* WHAT YOU NEED TO DO
The listing beneath should be written out in full, exactly as shown.

* PROVIDED INFORMATION
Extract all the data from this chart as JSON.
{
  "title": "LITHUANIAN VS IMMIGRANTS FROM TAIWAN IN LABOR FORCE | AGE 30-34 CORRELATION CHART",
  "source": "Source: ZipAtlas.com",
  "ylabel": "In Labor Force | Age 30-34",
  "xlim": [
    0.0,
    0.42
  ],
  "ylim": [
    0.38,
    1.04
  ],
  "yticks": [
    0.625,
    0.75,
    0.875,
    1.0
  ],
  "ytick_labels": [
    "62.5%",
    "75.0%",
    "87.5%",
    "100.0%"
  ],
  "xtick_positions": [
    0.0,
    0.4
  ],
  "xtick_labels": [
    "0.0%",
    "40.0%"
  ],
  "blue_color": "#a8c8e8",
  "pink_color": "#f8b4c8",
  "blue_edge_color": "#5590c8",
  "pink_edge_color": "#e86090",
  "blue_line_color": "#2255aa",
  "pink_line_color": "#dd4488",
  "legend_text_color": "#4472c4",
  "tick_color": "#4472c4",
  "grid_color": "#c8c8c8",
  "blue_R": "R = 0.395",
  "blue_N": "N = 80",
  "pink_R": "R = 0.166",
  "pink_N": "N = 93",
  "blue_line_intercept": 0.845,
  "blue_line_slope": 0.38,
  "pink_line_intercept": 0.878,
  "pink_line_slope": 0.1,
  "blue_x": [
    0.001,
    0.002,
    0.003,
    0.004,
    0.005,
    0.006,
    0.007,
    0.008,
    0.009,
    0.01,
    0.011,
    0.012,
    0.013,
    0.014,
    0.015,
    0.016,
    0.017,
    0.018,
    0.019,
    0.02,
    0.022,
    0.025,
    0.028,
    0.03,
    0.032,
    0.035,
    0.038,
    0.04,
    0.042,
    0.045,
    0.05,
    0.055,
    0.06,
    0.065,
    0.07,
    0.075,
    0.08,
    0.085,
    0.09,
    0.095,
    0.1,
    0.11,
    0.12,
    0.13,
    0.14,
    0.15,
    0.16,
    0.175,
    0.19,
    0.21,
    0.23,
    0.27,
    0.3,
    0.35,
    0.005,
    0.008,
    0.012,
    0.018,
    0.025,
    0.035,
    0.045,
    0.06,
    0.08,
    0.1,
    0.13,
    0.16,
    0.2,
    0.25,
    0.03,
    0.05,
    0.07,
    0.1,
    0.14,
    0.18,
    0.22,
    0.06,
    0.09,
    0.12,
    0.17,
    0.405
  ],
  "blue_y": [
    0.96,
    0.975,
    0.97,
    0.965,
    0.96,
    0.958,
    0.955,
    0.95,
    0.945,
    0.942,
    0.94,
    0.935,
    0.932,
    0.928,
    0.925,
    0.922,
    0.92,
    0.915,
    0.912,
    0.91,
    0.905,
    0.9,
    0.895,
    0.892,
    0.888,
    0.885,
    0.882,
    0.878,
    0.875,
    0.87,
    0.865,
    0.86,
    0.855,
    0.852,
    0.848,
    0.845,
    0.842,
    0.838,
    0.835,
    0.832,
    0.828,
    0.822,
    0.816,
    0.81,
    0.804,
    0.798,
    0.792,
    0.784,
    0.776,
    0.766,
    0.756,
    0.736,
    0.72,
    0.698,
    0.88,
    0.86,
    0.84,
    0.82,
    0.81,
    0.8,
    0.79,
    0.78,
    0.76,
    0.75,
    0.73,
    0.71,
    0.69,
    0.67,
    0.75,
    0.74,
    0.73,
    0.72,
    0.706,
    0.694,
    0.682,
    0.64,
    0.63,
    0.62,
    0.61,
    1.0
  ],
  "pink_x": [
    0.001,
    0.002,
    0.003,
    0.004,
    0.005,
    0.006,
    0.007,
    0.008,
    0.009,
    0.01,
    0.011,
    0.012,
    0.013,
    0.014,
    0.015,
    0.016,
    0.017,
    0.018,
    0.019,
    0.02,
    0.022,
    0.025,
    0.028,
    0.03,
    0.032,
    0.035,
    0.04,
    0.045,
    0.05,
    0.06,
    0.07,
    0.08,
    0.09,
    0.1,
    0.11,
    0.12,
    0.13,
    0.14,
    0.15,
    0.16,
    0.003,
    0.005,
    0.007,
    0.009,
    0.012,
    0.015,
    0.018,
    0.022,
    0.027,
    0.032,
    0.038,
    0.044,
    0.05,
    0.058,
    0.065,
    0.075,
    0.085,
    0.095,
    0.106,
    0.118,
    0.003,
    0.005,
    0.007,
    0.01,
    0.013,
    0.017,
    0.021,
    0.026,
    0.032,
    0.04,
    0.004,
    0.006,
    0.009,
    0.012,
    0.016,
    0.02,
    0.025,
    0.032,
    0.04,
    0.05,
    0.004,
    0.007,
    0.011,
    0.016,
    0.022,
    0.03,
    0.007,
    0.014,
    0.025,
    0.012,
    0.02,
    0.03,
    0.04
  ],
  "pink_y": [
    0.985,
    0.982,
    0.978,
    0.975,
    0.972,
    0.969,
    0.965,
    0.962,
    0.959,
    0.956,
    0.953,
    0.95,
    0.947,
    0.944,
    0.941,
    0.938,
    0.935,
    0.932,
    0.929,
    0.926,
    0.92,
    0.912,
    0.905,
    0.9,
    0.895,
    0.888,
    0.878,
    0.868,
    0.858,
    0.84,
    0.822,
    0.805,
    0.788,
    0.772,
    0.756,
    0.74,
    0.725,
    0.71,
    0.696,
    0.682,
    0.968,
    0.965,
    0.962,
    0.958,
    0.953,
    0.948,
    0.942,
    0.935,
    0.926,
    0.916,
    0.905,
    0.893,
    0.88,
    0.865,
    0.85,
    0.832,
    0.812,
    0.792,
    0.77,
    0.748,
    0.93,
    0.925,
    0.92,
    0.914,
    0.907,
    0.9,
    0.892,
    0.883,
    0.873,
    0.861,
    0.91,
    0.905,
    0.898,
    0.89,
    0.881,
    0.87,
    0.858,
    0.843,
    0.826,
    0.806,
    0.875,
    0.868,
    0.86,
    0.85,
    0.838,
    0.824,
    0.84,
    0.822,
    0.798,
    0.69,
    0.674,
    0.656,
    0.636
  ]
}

* RESPONSE BELOW
Extract all the data from this chart as JSON.
{
  "title": "LITHUANIAN VS IMMIGRANTS FROM TAIWAN IN LABOR FORCE | AGE 30-34 CORRELATION CHART",
  "source": "Source: ZipAtlas.com",
  "ylabel": "In Labor Force | Age 30-34",
  "xlim": [
    0.0,
    0.42
  ],
  "ylim": [
    0.38,
    1.04
  ],
  "yticks": [
    0.625,
    0.75,
    0.875,
    1.0
  ],
  "ytick_labels": [
    "62.5%",
    "75.0%",
    "87.5%",
    "100.0%"
  ],
  "xtick_positions": [
    0.0,
    0.4
  ],
  "xtick_labels": [
    "0.0%",
    "40.0%"
  ],
  "blue_color": "#a8c8e8",
  "pink_color": "#f8b4c8",
  "blue_edge_color": "#5590c8",
  "pink_edge_color": "#e86090",
  "blue_line_color": "#2255aa",
  "pink_line_color": "#dd4488",
  "legend_text_color": "#4472c4",
  "tick_color": "#4472c4",
  "grid_color": "#c8c8c8",
  "blue_R": "R = 0.395",
  "blue_N": "N = 80",
  "pink_R": "R = 0.166",
  "pink_N": "N = 93",
  "blue_line_intercept": 0.845,
  "blue_line_slope": 0.38,
  "pink_line_intercept": 0.878,
  "pink_line_slope": 0.1,
  "blue_x": [
    0.001,
    0.002,
    0.003,
    0.004,
    0.005,
    0.006,
    0.007,
    0.008,
    0.009,
    0.01,
    0.011,
    0.012,
    0.013,
    0.014,
    0.015,
    0.016,
    0.017,
    0.018,
    0.019,
    0.02,
    0.022,
    0.025,
    0.028,
    0.03,
    0.032,
    0.035,
    0.038,
    0.04,
    0.042,
    0.045,
    0.05,
    0.055,
    0.06,
    0.065,
    0.07,
    0.075,
    0.08,
    0.085,
    0.09,
    0.095,
    0.1,
    0.11,
    0.12,
    0.13,
    0.14,
    0.15,
    0.16,
    0.175,
    0.19,
    0.21,
    0.23,
    0.27,
    0.3,
    0.35,
    0.005,
    0.008,
    0.012,
    0.018,
    0.025,
    0.035,
    0.045,
    0.06,
    0.08,
    0.1,
    0.13,
    0.16,
    0.2,
    0.25,
    0.03,
    0.05,
    0.07,
    0.1,
    0.14,
    0.18,
    0.22,
    0.06,
    0.09,
    0.12,
    0.17,
    0.405
  ],
  "blue_y": [
    0.96,
    0.975,
    0.97,
    0.965,
    0.96,
    0.958,
    0.955,
    0.95,
    0.945,
    0.942,
    0.94,
    0.935,
    0.932,
    0.928,
    0.925,
    0.922,
    0.92,
    0.915,
    0.912,
    0.91,
    0.905,
    0.9,
    0.895,
    0.892,
    0.888,
    0.885,
    0.882,
    0.878,
    0.875,
    0.87,
    0.865,
    0.86,
    0.855,
    0.852,
    0.848,
    0.845,
    0.842,
    0.838,
    0.835,
    0.832,
    0.828,
    0.822,
    0.816,
    0.81,
    0.804,
    0.798,
    0.792,
    0.784,
    0.776,
    0.766,
    0.756,
    0.736,
    0.72,
    0.698,
    0.88,
    0.86,
    0.84,
    0.82,
    0.81,
    0.8,
    0.79,
    0.78,
    0.76,
    0.75,
    0.73,
    0.71,
    0.69,
    0.67,
    0.75,
    0.74,
    0.73,
    0.72,
    0.706,
    0.694,
    0.682,
    0.64,
    0.63,
    0.62,
    0.61,
    1.0
  ],
  "pink_x": [
    0.001,
    0.002,
    0.003,
    0.004,
    0.005,
    0.006,
    0.007,
    0.008,
    0.009,
    0.01,
    0.011,
    0.012,
    0.013,
    0.014,
    0.015,
    0.016,
    0.017,
    0.018,
    0.019,
    0.02,
    0.022,
    0.025,
    0.028,
    0.03,
    0.032,
    0.035,
    0.04,
    0.045,
    0.05,
    0.06,
    0.07,
    0.08,
    0.09,
    0.1,
    0.11,
    0.12,
    0.13,
    0.14,
    0.15,
    0.16,
    0.003,
    0.005,
    0.007,
    0.009,
    0.012,
    0.015,
    0.018,
    0.022,
    0.027,
    0.032,
    0.038,
    0.044,
    0.05,
    0.058,
    0.065,
    0.075,
    0.085,
    0.095,
    0.106,
    0.118,
    0.003,
    0.005,
    0.007,
    0.01,
    0.013,
    0.017,
    0.021,
    0.026,
    0.032,
    0.04,
    0.004,
    0.006,
    0.009,
    0.012,
    0.016,
    0.02,
    0.025,
    0.032,
    0.04,
    0.05,
    0.004,
    0.007,
    0.011,
    0.016,
    0.022,
    0.03,
    0.007,
    0.014,
    0.025,
    0.012,
    0.02,
    0.03,
    0.04
  ],
  "pink_y": [
    0.985,
    0.982,
    0.978,
    0.975,
    0.972,
    0.969,
    0.965,
    0.962,
    0.959,
    0.956,
    0.953,
    0.95,
    0.947,
    0.944,
    0.941,
    0.938,
    0.935,
    0.932,
    0.929,
    0.926,
    0.92,
    0.912,
    0.905,
    0.9,
    0.895,
    0.888,
    0.878,
    0.868,
    0.858,
    0.84,
    0.822,
    0.805,
    0.788,
    0.772,
    0.756,
    0.74,
    0.725,
    0.71,
    0.696,
    0.682,
    0.968,
    0.965,
    0.962,
    0.958,
    0.953,
    0.948,
    0.942,
    0.935,
    0.926,
    0.916,
    0.905,
    0.893,
    0.88,
    0.865,
    0.85,
    0.832,
    0.812,
    0.792,
    0.77,
    0.748,
    0.93,
    0.925,
    0.92,
    0.914,
    0.907,
    0.9,
    0.892,
    0.883,
    0.873,
    0.861,
    0.91,
    0.905,
    0.898,
    0.89,
    0.881,
    0.87,
    0.858,
    0.843,
    0.826,
    0.806,
    0.875,
    0.868,
    0.86,
    0.85,
    0.838,
    0.824,
    0.84,
    0.822,
    0.798,
    0.69,
    0.674,
    0.656,
    0.636
  ]
}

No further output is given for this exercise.